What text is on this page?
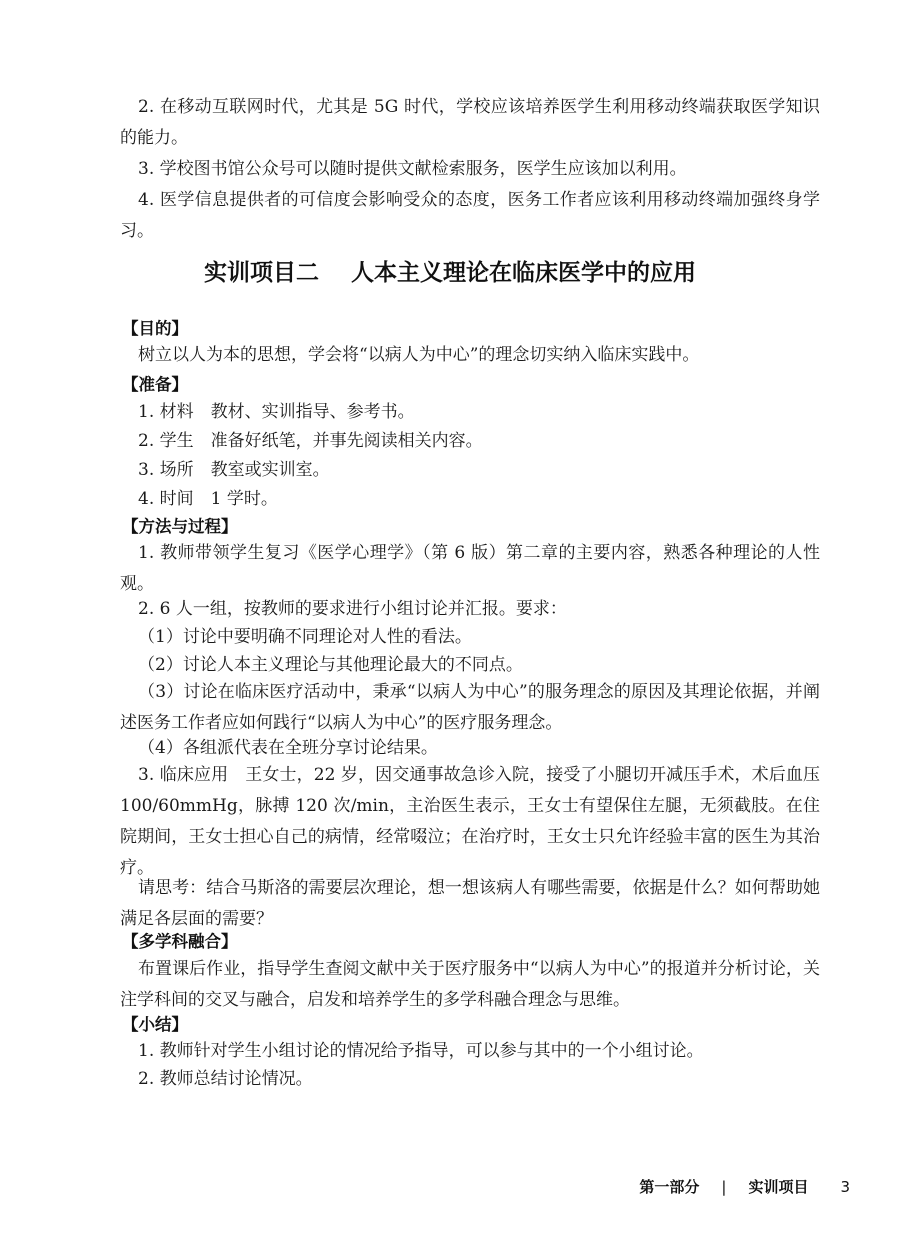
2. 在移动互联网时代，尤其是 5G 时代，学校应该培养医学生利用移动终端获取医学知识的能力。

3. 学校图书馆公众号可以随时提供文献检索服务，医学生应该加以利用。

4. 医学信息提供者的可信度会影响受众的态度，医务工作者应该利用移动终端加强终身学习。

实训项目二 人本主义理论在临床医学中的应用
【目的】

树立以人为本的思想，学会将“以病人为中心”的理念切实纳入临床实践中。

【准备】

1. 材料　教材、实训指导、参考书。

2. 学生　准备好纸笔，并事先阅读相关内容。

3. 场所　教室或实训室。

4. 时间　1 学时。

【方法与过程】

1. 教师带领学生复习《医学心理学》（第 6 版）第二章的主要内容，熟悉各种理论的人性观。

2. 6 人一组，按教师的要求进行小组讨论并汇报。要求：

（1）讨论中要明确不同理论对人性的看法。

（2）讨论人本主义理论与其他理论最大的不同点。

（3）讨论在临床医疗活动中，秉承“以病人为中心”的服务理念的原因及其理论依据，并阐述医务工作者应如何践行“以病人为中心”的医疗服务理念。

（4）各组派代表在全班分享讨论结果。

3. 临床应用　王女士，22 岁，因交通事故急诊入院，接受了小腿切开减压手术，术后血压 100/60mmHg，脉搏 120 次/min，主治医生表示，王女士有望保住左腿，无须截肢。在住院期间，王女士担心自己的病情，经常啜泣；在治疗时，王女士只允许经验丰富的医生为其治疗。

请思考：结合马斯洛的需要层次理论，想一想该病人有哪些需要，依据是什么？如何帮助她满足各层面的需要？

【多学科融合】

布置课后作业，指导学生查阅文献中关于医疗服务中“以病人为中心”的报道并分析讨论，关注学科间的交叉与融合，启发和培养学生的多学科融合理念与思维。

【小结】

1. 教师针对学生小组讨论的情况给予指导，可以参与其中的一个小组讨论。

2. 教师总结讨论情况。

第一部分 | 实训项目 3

■ **Task brief**:
Omit every picture while copying the listing above exactly.

■ **Expected answer**:
What text is on this page?
2. 在移动互联网时代，尤其是 5G 时代，学校应该培养医学生利用移动终端获取医学知识的能力。

3. 学校图书馆公众号可以随时提供文献检索服务，医学生应该加以利用。

4. 医学信息提供者的可信度会影响受众的态度，医务工作者应该利用移动终端加强终身学习。

实训项目二 人本主义理论在临床医学中的应用
【目的】

树立以人为本的思想，学会将“以病人为中心”的理念切实纳入临床实践中。

【准备】

1. 材料　教材、实训指导、参考书。

2. 学生　准备好纸笔，并事先阅读相关内容。

3. 场所　教室或实训室。

4. 时间　1 学时。

【方法与过程】

1. 教师带领学生复习《医学心理学》（第 6 版）第二章的主要内容，熟悉各种理论的人性观。

2. 6 人一组，按教师的要求进行小组讨论并汇报。要求：

（1）讨论中要明确不同理论对人性的看法。

（2）讨论人本主义理论与其他理论最大的不同点。

（3）讨论在临床医疗活动中，秉承“以病人为中心”的服务理念的原因及其理论依据，并阐述医务工作者应如何践行“以病人为中心”的医疗服务理念。

（4）各组派代表在全班分享讨论结果。

3. 临床应用　王女士，22 岁，因交通事故急诊入院，接受了小腿切开减压手术，术后血压 100/60mmHg，脉搏 120 次/min，主治医生表示，王女士有望保住左腿，无须截肢。在住院期间，王女士担心自己的病情，经常啜泣；在治疗时，王女士只允许经验丰富的医生为其治疗。

请思考：结合马斯洛的需要层次理论，想一想该病人有哪些需要，依据是什么？如何帮助她满足各层面的需要？

【多学科融合】

布置课后作业，指导学生查阅文献中关于医疗服务中“以病人为中心”的报道并分析讨论，关注学科间的交叉与融合，启发和培养学生的多学科融合理念与思维。

【小结】

1. 教师针对学生小组讨论的情况给予指导，可以参与其中的一个小组讨论。

2. 教师总结讨论情况。

第一部分 | 实训项目 3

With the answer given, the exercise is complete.